__EXERCISE DESCRIPTION__:
Drop the pictures from the entries below, then reproduce the rest exactly.

__THE DATA__:
══════════

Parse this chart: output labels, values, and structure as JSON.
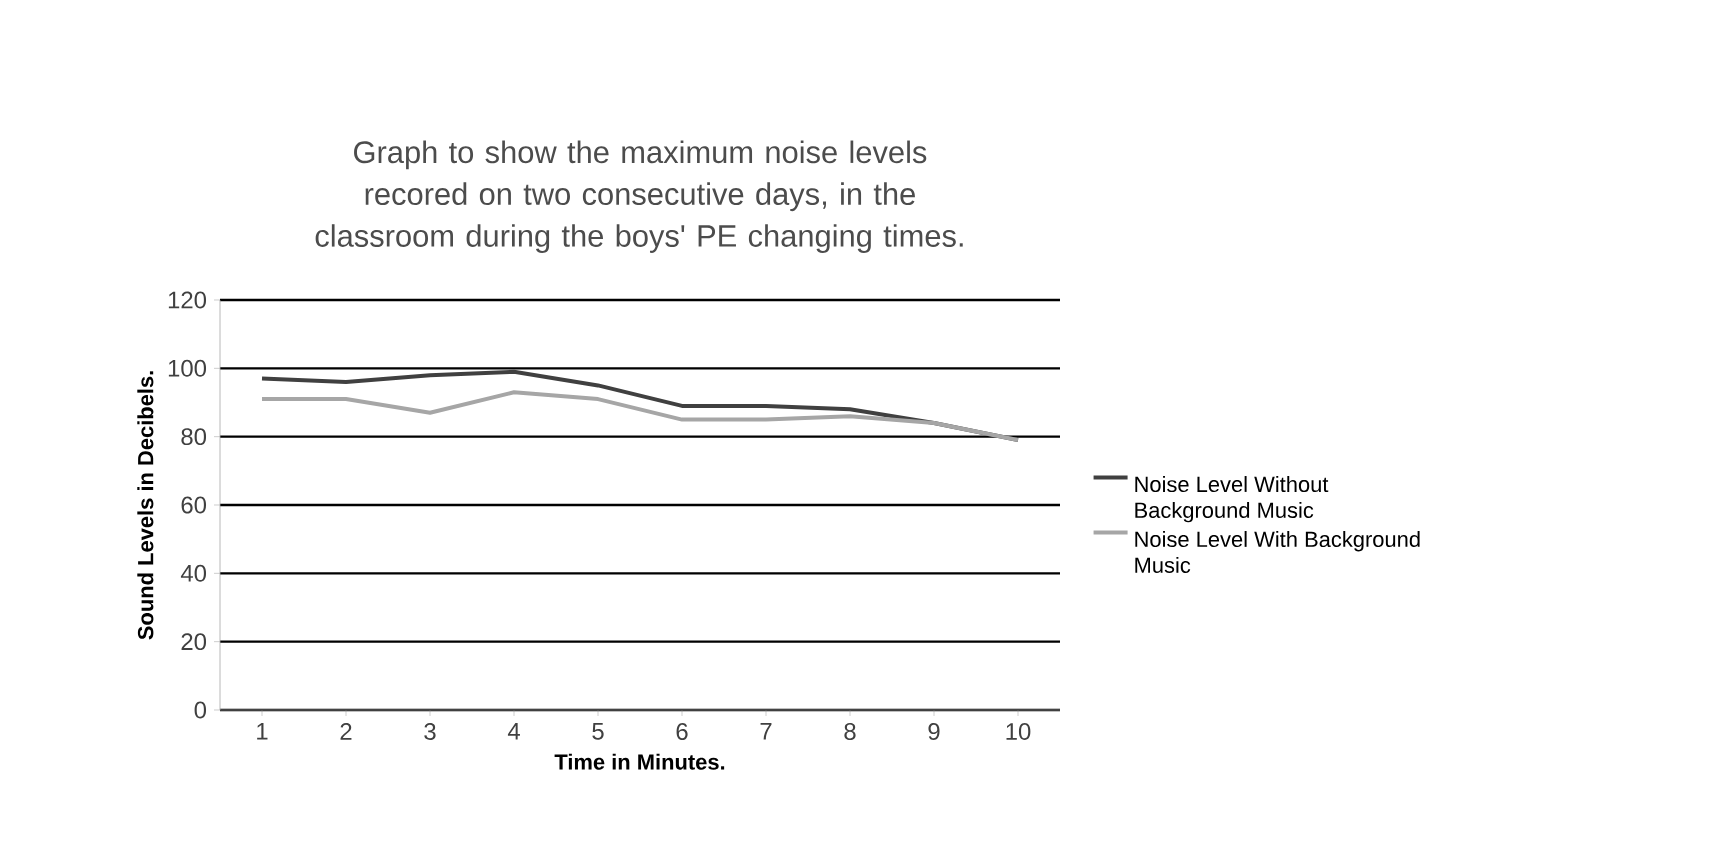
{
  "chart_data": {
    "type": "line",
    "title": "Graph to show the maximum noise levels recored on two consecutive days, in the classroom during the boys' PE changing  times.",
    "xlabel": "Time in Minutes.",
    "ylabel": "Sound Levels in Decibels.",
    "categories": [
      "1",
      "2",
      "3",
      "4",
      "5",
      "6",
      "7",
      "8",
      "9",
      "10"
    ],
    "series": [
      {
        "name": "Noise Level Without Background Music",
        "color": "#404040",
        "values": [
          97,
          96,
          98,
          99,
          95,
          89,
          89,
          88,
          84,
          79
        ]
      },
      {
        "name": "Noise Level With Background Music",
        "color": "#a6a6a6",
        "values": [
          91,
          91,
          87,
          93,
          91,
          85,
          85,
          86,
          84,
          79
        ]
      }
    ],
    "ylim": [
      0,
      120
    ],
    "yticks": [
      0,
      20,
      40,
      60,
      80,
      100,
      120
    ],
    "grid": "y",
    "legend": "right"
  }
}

══════════

__THE COMPLETED TASK__:
Parse this chart: output labels, values, and structure as JSON.
{
  "chart_data": {
    "type": "line",
    "title": "Graph to show the maximum noise levels recored on two consecutive days, in the classroom during the boys' PE changing  times.",
    "xlabel": "Time in Minutes.",
    "ylabel": "Sound Levels in Decibels.",
    "categories": [
      "1",
      "2",
      "3",
      "4",
      "5",
      "6",
      "7",
      "8",
      "9",
      "10"
    ],
    "series": [
      {
        "name": "Noise Level Without Background Music",
        "color": "#404040",
        "values": [
          97,
          96,
          98,
          99,
          95,
          89,
          89,
          88,
          84,
          79
        ]
      },
      {
        "name": "Noise Level With Background Music",
        "color": "#a6a6a6",
        "values": [
          91,
          91,
          87,
          93,
          91,
          85,
          85,
          86,
          84,
          79
        ]
      }
    ],
    "ylim": [
      0,
      120
    ],
    "yticks": [
      0,
      20,
      40,
      60,
      80,
      100,
      120
    ],
    "grid": "y",
    "legend": "right"
  }
}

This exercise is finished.